Below is a block of records; repeat all of them exactly.
BEGIN
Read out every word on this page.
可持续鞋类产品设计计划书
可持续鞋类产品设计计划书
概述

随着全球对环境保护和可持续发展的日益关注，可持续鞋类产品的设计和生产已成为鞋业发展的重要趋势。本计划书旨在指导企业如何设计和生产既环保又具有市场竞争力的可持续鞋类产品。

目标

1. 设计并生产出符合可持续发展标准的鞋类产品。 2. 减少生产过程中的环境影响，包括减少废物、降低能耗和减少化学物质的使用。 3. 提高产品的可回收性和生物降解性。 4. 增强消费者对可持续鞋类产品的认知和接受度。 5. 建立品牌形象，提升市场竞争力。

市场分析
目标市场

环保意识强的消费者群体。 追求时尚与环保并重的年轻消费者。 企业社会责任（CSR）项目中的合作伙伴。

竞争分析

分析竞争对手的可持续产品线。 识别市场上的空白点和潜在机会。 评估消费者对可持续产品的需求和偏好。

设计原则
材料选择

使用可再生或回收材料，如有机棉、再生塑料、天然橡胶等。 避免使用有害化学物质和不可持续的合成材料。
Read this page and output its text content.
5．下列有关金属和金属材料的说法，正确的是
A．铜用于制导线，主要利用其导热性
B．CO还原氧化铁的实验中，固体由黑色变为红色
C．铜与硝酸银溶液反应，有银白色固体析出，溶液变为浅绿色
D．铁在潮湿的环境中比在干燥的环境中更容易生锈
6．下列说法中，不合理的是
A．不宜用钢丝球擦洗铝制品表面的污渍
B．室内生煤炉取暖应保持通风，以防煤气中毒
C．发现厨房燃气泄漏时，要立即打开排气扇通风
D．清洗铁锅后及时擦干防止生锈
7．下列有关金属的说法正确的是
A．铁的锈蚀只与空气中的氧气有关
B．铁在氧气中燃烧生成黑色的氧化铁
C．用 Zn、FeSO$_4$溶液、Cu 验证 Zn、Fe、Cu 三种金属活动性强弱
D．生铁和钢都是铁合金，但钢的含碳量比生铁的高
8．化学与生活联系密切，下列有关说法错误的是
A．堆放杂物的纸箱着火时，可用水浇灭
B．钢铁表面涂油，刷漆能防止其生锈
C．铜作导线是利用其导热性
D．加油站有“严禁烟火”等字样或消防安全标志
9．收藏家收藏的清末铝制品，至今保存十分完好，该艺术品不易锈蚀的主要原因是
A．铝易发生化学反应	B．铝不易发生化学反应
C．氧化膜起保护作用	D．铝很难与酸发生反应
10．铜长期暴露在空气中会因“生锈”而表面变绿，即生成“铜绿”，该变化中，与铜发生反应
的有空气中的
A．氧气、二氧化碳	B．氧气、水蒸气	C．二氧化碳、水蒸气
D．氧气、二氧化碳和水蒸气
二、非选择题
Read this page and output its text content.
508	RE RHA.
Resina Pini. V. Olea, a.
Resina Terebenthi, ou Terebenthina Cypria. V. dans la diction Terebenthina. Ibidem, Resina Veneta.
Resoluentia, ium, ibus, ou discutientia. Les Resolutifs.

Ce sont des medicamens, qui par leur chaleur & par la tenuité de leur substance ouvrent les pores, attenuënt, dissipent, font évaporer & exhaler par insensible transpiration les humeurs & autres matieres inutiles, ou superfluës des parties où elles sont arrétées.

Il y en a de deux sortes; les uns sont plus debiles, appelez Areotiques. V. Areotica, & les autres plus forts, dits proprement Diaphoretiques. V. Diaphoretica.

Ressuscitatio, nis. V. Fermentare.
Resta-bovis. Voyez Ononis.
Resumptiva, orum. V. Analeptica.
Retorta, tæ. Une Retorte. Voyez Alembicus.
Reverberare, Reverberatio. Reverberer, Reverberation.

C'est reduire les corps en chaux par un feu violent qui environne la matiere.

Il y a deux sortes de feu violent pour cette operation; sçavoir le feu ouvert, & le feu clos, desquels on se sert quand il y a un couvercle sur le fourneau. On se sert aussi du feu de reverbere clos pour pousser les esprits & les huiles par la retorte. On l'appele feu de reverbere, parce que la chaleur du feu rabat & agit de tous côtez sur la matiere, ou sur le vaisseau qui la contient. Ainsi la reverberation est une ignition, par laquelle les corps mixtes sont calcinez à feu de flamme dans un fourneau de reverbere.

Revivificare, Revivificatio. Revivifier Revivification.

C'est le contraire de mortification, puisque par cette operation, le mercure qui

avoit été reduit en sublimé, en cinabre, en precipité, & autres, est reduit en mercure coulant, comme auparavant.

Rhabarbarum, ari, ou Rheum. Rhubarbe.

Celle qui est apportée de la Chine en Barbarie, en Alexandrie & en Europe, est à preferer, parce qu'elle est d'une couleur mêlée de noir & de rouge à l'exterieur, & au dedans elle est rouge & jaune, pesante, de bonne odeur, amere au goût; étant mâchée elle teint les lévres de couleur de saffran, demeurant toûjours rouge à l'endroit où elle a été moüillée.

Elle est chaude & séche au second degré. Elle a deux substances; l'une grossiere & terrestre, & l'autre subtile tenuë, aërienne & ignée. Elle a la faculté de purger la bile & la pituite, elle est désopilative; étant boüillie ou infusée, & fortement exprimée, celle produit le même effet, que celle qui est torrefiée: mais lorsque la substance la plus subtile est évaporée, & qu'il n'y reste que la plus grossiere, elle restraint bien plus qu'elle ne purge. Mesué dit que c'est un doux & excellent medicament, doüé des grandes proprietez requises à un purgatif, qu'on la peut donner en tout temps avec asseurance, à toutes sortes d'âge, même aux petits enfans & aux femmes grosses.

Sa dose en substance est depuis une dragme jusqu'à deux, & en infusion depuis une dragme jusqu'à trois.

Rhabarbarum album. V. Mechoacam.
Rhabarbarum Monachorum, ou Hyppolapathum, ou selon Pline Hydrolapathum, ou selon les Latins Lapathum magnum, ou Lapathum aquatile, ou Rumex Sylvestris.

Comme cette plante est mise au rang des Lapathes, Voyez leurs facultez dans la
END
#### WRITTEN SOLUTION
Read out every word on this page.
可持续鞋类产品设计计划书
可持续鞋类产品设计计划书
概述

随着全球对环境保护和可持续发展的日益关注，可持续鞋类产品的设计和生产已成为鞋业发展的重要趋势。本计划书旨在指导企业如何设计和生产既环保又具有市场竞争力的可持续鞋类产品。

目标

1. 设计并生产出符合可持续发展标准的鞋类产品。 2. 减少生产过程中的环境影响，包括减少废物、降低能耗和减少化学物质的使用。 3. 提高产品的可回收性和生物降解性。 4. 增强消费者对可持续鞋类产品的认知和接受度。 5. 建立品牌形象，提升市场竞争力。

市场分析
目标市场

环保意识强的消费者群体。 追求时尚与环保并重的年轻消费者。 企业社会责任（CSR）项目中的合作伙伴。

竞争分析

分析竞争对手的可持续产品线。 识别市场上的空白点和潜在机会。 评估消费者对可持续产品的需求和偏好。

设计原则
材料选择

使用可再生或回收材料，如有机棉、再生塑料、天然橡胶等。 避免使用有害化学物质和不可持续的合成材料。
Read this page and output its text content.
5．下列有关金属和金属材料的说法，正确的是
A．铜用于制导线，主要利用其导热性
B．CO还原氧化铁的实验中，固体由黑色变为红色
C．铜与硝酸银溶液反应，有银白色固体析出，溶液变为浅绿色
D．铁在潮湿的环境中比在干燥的环境中更容易生锈
6．下列说法中，不合理的是
A．不宜用钢丝球擦洗铝制品表面的污渍
B．室内生煤炉取暖应保持通风，以防煤气中毒
C．发现厨房燃气泄漏时，要立即打开排气扇通风
D．清洗铁锅后及时擦干防止生锈
7．下列有关金属的说法正确的是
A．铁的锈蚀只与空气中的氧气有关
B．铁在氧气中燃烧生成黑色的氧化铁
C．用 Zn、FeSO$_4$溶液、Cu 验证 Zn、Fe、Cu 三种金属活动性强弱
D．生铁和钢都是铁合金，但钢的含碳量比生铁的高
8．化学与生活联系密切，下列有关说法错误的是
A．堆放杂物的纸箱着火时，可用水浇灭
B．钢铁表面涂油，刷漆能防止其生锈
C．铜作导线是利用其导热性
D．加油站有“严禁烟火”等字样或消防安全标志
9．收藏家收藏的清末铝制品，至今保存十分完好，该艺术品不易锈蚀的主要原因是
A．铝易发生化学反应	B．铝不易发生化学反应
C．氧化膜起保护作用	D．铝很难与酸发生反应
10．铜长期暴露在空气中会因“生锈”而表面变绿，即生成“铜绿”，该变化中，与铜发生反应
的有空气中的
A．氧气、二氧化碳	B．氧气、水蒸气	C．二氧化碳、水蒸气
D．氧气、二氧化碳和水蒸气
二、非选择题
Read this page and output its text content.
508	RE RHA.
Resina Pini. V. Olea, a.
Resina Terebenthi, ou Terebenthina Cypria. V. dans la diction Terebenthina. Ibidem, Resina Veneta.
Resoluentia, ium, ibus, ou discutientia. Les Resolutifs.

Ce sont des medicamens, qui par leur chaleur & par la tenuité de leur substance ouvrent les pores, attenuënt, dissipent, font évaporer & exhaler par insensible transpiration les humeurs & autres matieres inutiles, ou superfluës des parties où elles sont arrétées.

Il y en a de deux sortes; les uns sont plus debiles, appelez Areotiques. V. Areotica, & les autres plus forts, dits proprement Diaphoretiques. V. Diaphoretica.

Ressuscitatio, nis. V. Fermentare.
Resta-bovis. Voyez Ononis.
Resumptiva, orum. V. Analeptica.
Retorta, tæ. Une Retorte. Voyez Alembicus.
Reverberare, Reverberatio. Reverberer, Reverberation.

C'est reduire les corps en chaux par un feu violent qui environne la matiere.

Il y a deux sortes de feu violent pour cette operation; sçavoir le feu ouvert, & le feu clos, desquels on se sert quand il y a un couvercle sur le fourneau. On se sert aussi du feu de reverbere clos pour pousser les esprits & les huiles par la retorte. On l'appele feu de reverbere, parce que la chaleur du feu rabat & agit de tous côtez sur la matiere, ou sur le vaisseau qui la contient. Ainsi la reverberation est une ignition, par laquelle les corps mixtes sont calcinez à feu de flamme dans un fourneau de reverbere.

Revivificare, Revivificatio. Revivifier Revivification.

C'est le contraire de mortification, puisque par cette operation, le mercure qui

avoit été reduit en sublimé, en cinabre, en precipité, & autres, est reduit en mercure coulant, comme auparavant.

Rhabarbarum, ari, ou Rheum. Rhubarbe.

Celle qui est apportée de la Chine en Barbarie, en Alexandrie & en Europe, est à preferer, parce qu'elle est d'une couleur mêlée de noir & de rouge à l'exterieur, & au dedans elle est rouge & jaune, pesante, de bonne odeur, amere au goût; étant mâchée elle teint les lévres de couleur de saffran, demeurant toûjours rouge à l'endroit où elle a été moüillée.

Elle est chaude & séche au second degré. Elle a deux substances; l'une grossiere & terrestre, & l'autre subtile tenuë, aërienne & ignée. Elle a la faculté de purger la bile & la pituite, elle est désopilative; étant boüillie ou infusée, & fortement exprimée, celle produit le même effet, que celle qui est torrefiée: mais lorsque la substance la plus subtile est évaporée, & qu'il n'y reste que la plus grossiere, elle restraint bien plus qu'elle ne purge. Mesué dit que c'est un doux & excellent medicament, doüé des grandes proprietez requises à un purgatif, qu'on la peut donner en tout temps avec asseurance, à toutes sortes d'âge, même aux petits enfans & aux femmes grosses.

Sa dose en substance est depuis une dragme jusqu'à deux, & en infusion depuis une dragme jusqu'à trois.

Rhabarbarum album. V. Mechoacam.
Rhabarbarum Monachorum, ou Hyppolapathum, ou selon Pline Hydrolapathum, ou selon les Latins Lapathum magnum, ou Lapathum aquatile, ou Rumex Sylvestris.

Comme cette plante est mise au rang des Lapathes, Voyez leurs facultez dans la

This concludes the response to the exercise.